Data for this task:
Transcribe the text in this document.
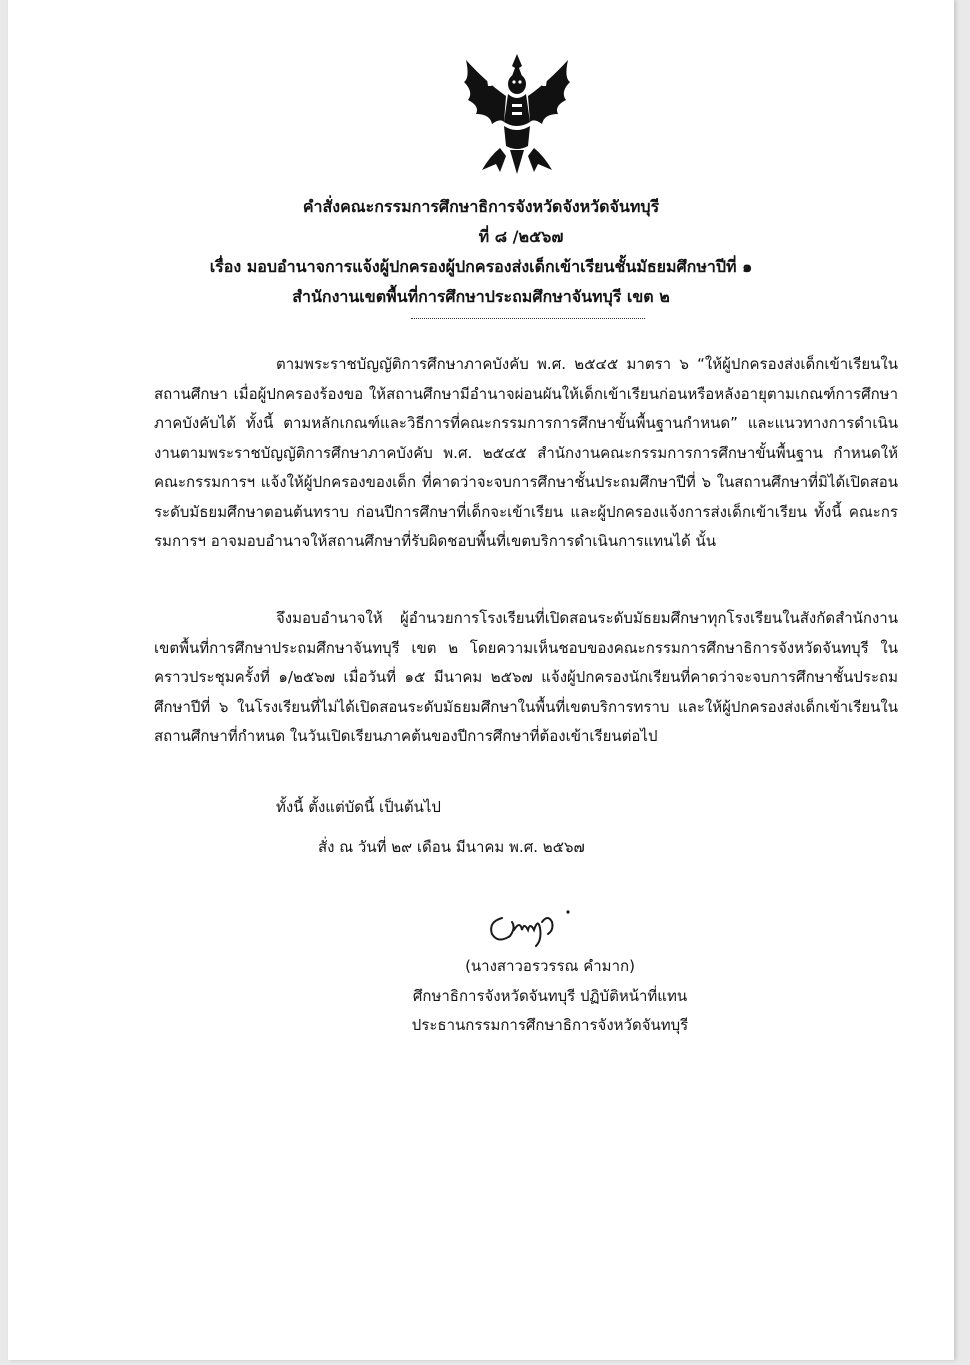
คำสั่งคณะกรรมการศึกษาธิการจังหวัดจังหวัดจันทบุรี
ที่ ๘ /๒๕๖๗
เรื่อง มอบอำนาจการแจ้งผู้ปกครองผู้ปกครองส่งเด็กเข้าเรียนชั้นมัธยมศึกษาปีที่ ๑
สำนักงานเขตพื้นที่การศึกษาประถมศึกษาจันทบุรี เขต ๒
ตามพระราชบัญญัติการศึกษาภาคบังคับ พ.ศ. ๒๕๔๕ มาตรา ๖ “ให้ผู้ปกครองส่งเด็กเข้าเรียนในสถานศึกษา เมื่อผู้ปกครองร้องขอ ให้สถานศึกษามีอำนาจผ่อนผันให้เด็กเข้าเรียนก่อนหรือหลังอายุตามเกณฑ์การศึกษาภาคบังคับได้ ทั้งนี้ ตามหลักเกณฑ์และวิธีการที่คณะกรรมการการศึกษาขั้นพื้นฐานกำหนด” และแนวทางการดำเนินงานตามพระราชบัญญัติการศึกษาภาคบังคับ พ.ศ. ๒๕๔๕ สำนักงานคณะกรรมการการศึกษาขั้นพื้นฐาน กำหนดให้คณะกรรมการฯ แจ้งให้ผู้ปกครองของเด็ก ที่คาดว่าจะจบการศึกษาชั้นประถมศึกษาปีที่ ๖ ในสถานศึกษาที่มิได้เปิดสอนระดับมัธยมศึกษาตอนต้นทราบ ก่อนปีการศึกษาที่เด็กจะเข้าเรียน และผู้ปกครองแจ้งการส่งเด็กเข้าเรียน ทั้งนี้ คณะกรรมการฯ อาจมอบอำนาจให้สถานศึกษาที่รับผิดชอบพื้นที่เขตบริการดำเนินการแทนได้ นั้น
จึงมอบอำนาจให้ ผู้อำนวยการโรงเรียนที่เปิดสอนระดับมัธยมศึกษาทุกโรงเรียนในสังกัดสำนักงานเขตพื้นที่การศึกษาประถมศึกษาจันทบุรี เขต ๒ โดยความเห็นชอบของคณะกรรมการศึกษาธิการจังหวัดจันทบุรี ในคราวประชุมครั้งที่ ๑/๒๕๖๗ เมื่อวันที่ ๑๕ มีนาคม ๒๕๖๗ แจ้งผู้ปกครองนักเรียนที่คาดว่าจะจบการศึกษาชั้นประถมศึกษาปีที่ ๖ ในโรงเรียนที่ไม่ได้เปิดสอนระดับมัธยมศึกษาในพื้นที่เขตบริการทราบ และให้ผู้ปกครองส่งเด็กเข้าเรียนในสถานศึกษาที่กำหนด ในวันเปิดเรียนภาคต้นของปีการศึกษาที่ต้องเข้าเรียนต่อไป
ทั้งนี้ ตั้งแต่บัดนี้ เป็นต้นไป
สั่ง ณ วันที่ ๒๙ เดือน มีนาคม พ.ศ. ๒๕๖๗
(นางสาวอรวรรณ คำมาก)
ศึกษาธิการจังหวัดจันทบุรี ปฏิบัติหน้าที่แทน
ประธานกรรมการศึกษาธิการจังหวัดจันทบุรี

Exercise brief: Show each line of the data that contains the string "กษาประถมศ".

Result:
สำนักงานเขตพื้นที่การศึกษาประถมศึกษาจันทบุรี เขต ๒
จึงมอบอำนาจให้ ผู้อำนวยการโรงเรียนที่เปิดสอนระดับมัธยมศึกษาทุกโรงเรียนในสังกัดสำนักงานเขตพื้นที่การศึกษาประถมศึกษาจันทบุรี เขต ๒ โดยความเห็นชอบของคณะกรรมการศึกษาธิการจังหวัดจันทบุรี ในคราวประชุมครั้งที่ ๑/๒๕๖๗ เมื่อวันที่ ๑๕ มีนาคม ๒๕๖๗ แจ้งผู้ปกครองนักเรียนที่คาดว่าจะจบการศึกษาชั้นประถมศึกษาปีที่ ๖ ในโรงเรียนที่ไม่ได้เปิดสอนระดับมัธยมศึกษาในพื้นที่เขตบริการทราบ และให้ผู้ปกครองส่งเด็กเข้าเรียนในสถานศึกษาที่กำหนด ในวันเปิดเรียนภาคต้นของปีการศึกษาที่ต้องเข้าเรียนต่อไป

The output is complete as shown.